* _WHAT IS ASKED_
With the images removed, repeat the data below exactly.

+++ INPUT RECORDS +++

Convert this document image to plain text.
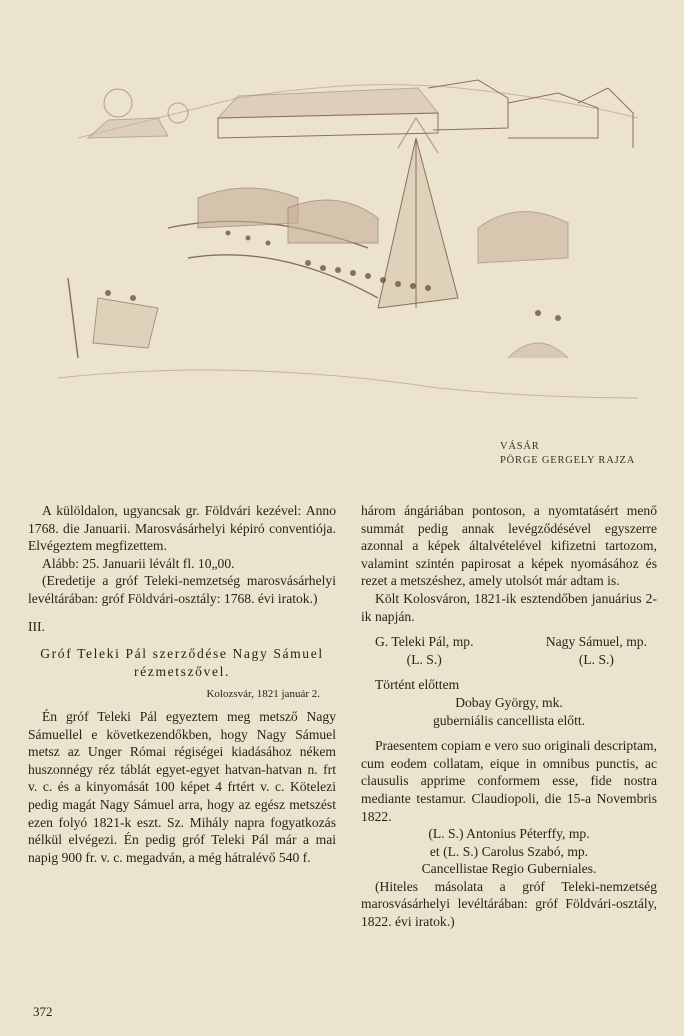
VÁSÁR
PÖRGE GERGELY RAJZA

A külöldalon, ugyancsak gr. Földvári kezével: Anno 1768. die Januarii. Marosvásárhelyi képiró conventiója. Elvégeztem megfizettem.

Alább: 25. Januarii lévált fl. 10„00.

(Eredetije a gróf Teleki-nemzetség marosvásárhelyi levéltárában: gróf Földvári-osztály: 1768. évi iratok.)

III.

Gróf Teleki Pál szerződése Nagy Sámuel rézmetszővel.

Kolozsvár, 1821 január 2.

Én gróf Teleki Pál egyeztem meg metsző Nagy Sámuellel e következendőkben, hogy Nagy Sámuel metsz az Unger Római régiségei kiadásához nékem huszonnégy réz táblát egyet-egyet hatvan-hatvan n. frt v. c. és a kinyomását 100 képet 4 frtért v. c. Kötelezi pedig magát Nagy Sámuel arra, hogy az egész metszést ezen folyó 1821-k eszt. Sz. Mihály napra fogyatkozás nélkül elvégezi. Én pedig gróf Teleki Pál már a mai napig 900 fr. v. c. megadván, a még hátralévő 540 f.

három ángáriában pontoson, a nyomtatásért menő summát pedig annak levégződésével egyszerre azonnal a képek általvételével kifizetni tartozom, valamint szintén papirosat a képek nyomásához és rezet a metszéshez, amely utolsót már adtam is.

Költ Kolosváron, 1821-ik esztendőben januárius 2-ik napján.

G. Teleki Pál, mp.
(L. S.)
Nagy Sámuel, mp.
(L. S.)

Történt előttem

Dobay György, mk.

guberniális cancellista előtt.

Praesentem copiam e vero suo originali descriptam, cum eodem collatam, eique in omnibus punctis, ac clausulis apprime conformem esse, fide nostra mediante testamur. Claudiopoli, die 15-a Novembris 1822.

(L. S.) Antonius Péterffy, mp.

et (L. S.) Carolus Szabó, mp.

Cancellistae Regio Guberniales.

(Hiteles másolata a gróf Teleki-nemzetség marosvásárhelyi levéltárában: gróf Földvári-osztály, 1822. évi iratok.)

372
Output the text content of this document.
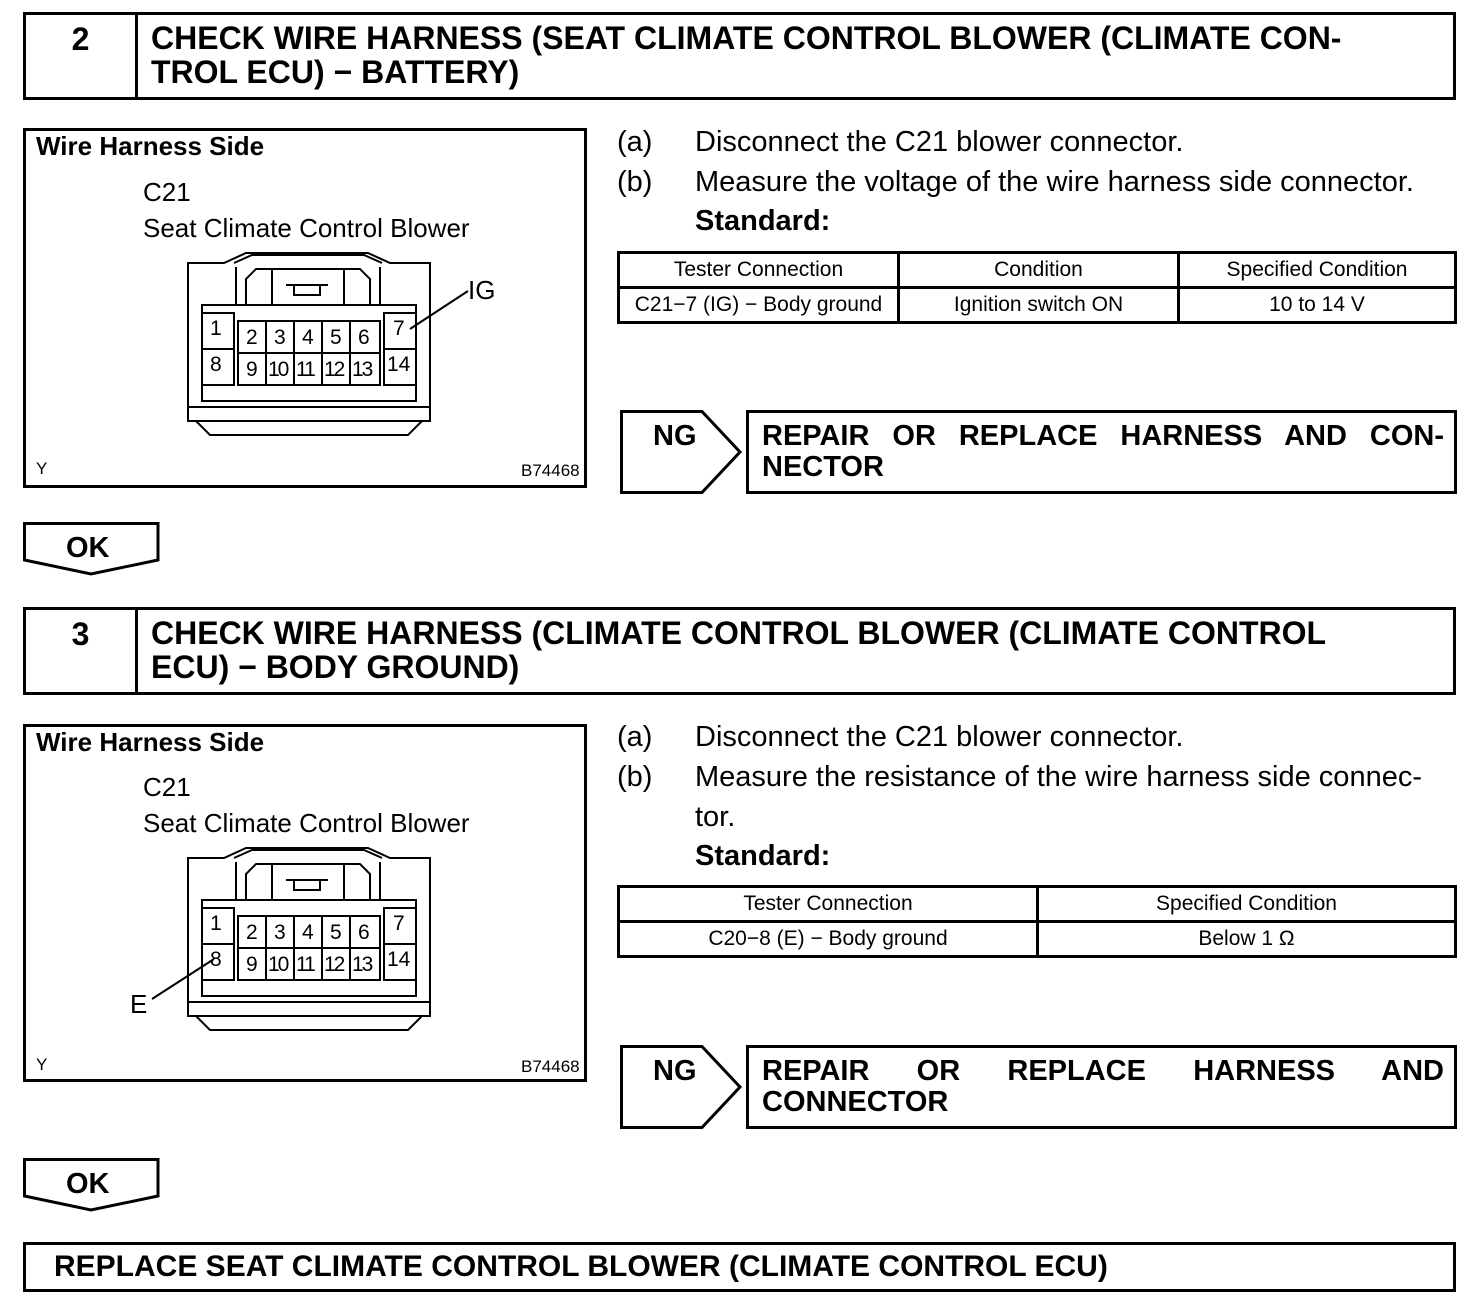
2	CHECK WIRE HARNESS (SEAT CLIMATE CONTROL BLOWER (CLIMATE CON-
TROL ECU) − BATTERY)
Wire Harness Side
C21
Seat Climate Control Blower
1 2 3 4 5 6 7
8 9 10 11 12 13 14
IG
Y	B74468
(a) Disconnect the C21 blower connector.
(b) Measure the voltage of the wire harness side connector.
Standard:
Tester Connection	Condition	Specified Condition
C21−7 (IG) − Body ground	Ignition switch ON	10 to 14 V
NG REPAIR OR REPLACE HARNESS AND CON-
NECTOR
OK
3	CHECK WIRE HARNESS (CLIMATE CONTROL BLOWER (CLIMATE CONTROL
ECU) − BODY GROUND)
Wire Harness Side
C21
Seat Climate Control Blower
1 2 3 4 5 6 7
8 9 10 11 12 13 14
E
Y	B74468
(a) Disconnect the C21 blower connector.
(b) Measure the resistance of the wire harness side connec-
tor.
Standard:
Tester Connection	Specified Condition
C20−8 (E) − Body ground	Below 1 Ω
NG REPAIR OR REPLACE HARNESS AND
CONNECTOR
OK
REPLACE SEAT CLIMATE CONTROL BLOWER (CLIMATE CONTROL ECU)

+++

* _SOLUTION TO THIS EXERCISE_
Convert this document image to plain text.
VÁSÁR
PÖRGE GERGELY RAJZA

A külöldalon, ugyancsak gr. Földvári kezével: Anno 1768. die Januarii. Marosvásárhelyi képiró conventiója. Elvégeztem megfizettem.

Alább: 25. Januarii lévált fl. 10„00.

(Eredetije a gróf Teleki-nemzetség marosvásárhelyi levéltárában: gróf Földvári-osztály: 1768. évi iratok.)

III.

Gróf Teleki Pál szerződése Nagy Sámuel rézmetszővel.

Kolozsvár, 1821 január 2.

Én gróf Teleki Pál egyeztem meg metsző Nagy Sámuellel e következendőkben, hogy Nagy Sámuel metsz az Unger Római régiségei kiadásához nékem huszonnégy réz táblát egyet-egyet hatvan-hatvan n. frt v. c. és a kinyomását 100 képet 4 frtért v. c. Kötelezi pedig magát Nagy Sámuel arra, hogy az egész metszést ezen folyó 1821-k eszt. Sz. Mihály napra fogyatkozás nélkül elvégezi. Én pedig gróf Teleki Pál már a mai napig 900 fr. v. c. megadván, a még hátralévő 540 f.

három ángáriában pontoson, a nyomtatásért menő summát pedig annak levégződésével egyszerre azonnal a képek általvételével kifizetni tartozom, valamint szintén papirosat a képek nyomásához és rezet a metszéshez, amely utolsót már adtam is.

Költ Kolosváron, 1821-ik esztendőben januárius 2-ik napján.

G. Teleki Pál, mp.
(L. S.)
Nagy Sámuel, mp.
(L. S.)

Történt előttem

Dobay György, mk.

guberniális cancellista előtt.

Praesentem copiam e vero suo originali descriptam, cum eodem collatam, eique in omnibus punctis, ac clausulis apprime conformem esse, fide nostra mediante testamur. Claudiopoli, die 15-a Novembris 1822.

(L. S.) Antonius Péterffy, mp.

et (L. S.) Carolus Szabó, mp.

Cancellistae Regio Guberniales.

(Hiteles másolata a gróf Teleki-nemzetség marosvásárhelyi levéltárában: gróf Földvári-osztály, 1822. évi iratok.)

372
Output the text content of this document.
2	CHECK WIRE HARNESS (SEAT CLIMATE CONTROL BLOWER (CLIMATE CON-
TROL ECU) − BATTERY)
Wire Harness Side
C21
Seat Climate Control Blower
1 2 3 4 5 6 7
8 9 10 11 12 13 14
IG
Y	B74468
(a) Disconnect the C21 blower connector.
(b) Measure the voltage of the wire harness side connector.
Standard:
Tester Connection	Condition	Specified Condition
C21−7 (IG) − Body ground	Ignition switch ON	10 to 14 V
NG REPAIR OR REPLACE HARNESS AND CON-
NECTOR
OK
3	CHECK WIRE HARNESS (CLIMATE CONTROL BLOWER (CLIMATE CONTROL
ECU) − BODY GROUND)
Wire Harness Side
C21
Seat Climate Control Blower
1 2 3 4 5 6 7
8 9 10 11 12 13 14
E
Y	B74468
(a) Disconnect the C21 blower connector.
(b) Measure the resistance of the wire harness side connec-
tor.
Standard:
Tester Connection	Specified Condition
C20−8 (E) − Body ground	Below 1 Ω
NG REPAIR OR REPLACE HARNESS AND
CONNECTOR
OK
REPLACE SEAT CLIMATE CONTROL BLOWER (CLIMATE CONTROL ECU)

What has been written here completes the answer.